• AIM: Extract every line below that contains the word "Työssä".

** BEGIN INPUT DATA **

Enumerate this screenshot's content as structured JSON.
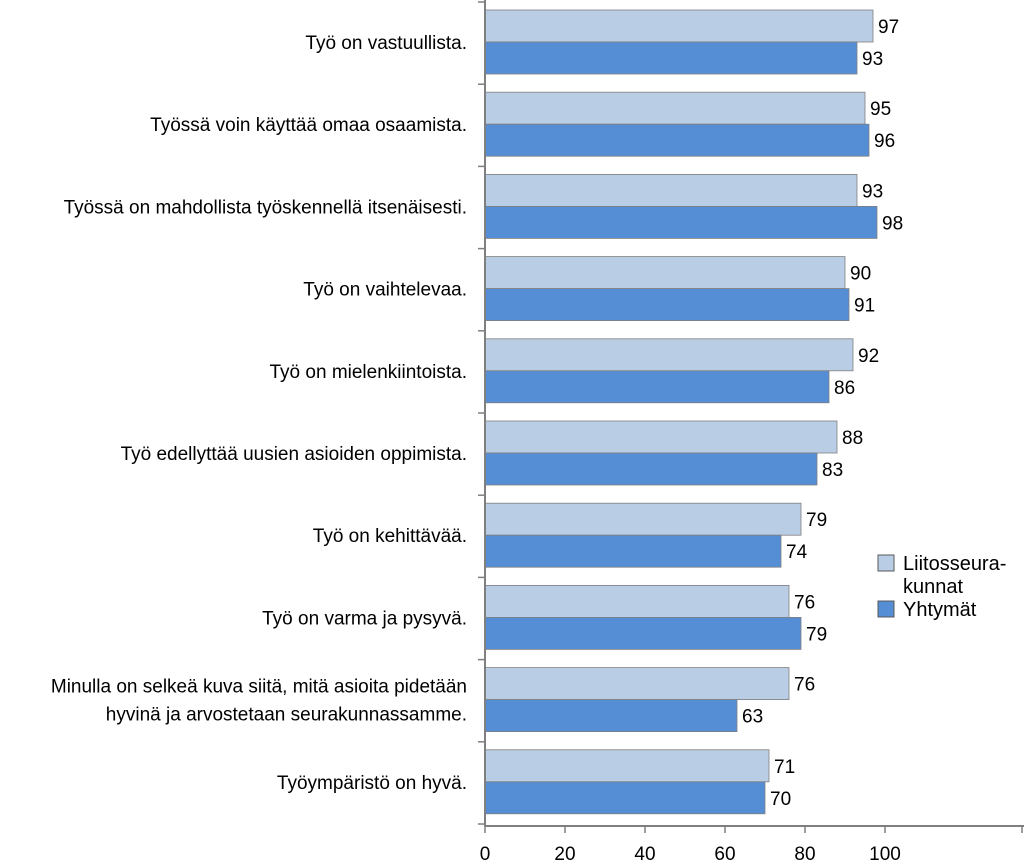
{
  "chart_data": {
    "type": "bar",
    "orientation": "horizontal",
    "categories": [
      [
        "Työ on vastuullista."
      ],
      [
        "Työssä voin käyttää omaa osaamista."
      ],
      [
        "Työssä on mahdollista työskennellä itsenäisesti."
      ],
      [
        "Työ on vaihtelevaa."
      ],
      [
        "Työ on mielenkiintoista."
      ],
      [
        "Työ edellyttää uusien asioiden oppimista."
      ],
      [
        "Työ on kehittävää."
      ],
      [
        "Työ on varma ja pysyvä."
      ],
      [
        "Minulla on selkeä kuva siitä, mitä asioita pidetään",
        "hyvinä ja arvostetaan seurakunnassamme."
      ],
      [
        "Työympäristö on hyvä."
      ]
    ],
    "series": [
      {
        "name": [
          "Liitosseura-",
          "kunnat"
        ],
        "color": "#B9CDE5",
        "values": [
          97,
          95,
          93,
          90,
          92,
          88,
          79,
          76,
          76,
          71
        ]
      },
      {
        "name": [
          "Yhtymät"
        ],
        "color": "#558ED5",
        "values": [
          93,
          96,
          98,
          91,
          86,
          83,
          74,
          79,
          63,
          70
        ]
      }
    ],
    "xlim": [
      0,
      100
    ],
    "xticks": [
      "0",
      "20",
      "40",
      "60",
      "80",
      "100"
    ],
    "grid": false,
    "legend_position": "right"
  }
}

** END INPUT DATA **

• EXERCISE OUTPUT:
        "Työssä voin käyttää omaa osaamista."
        "Työssä on mahdollista työskennellä itsenäisesti."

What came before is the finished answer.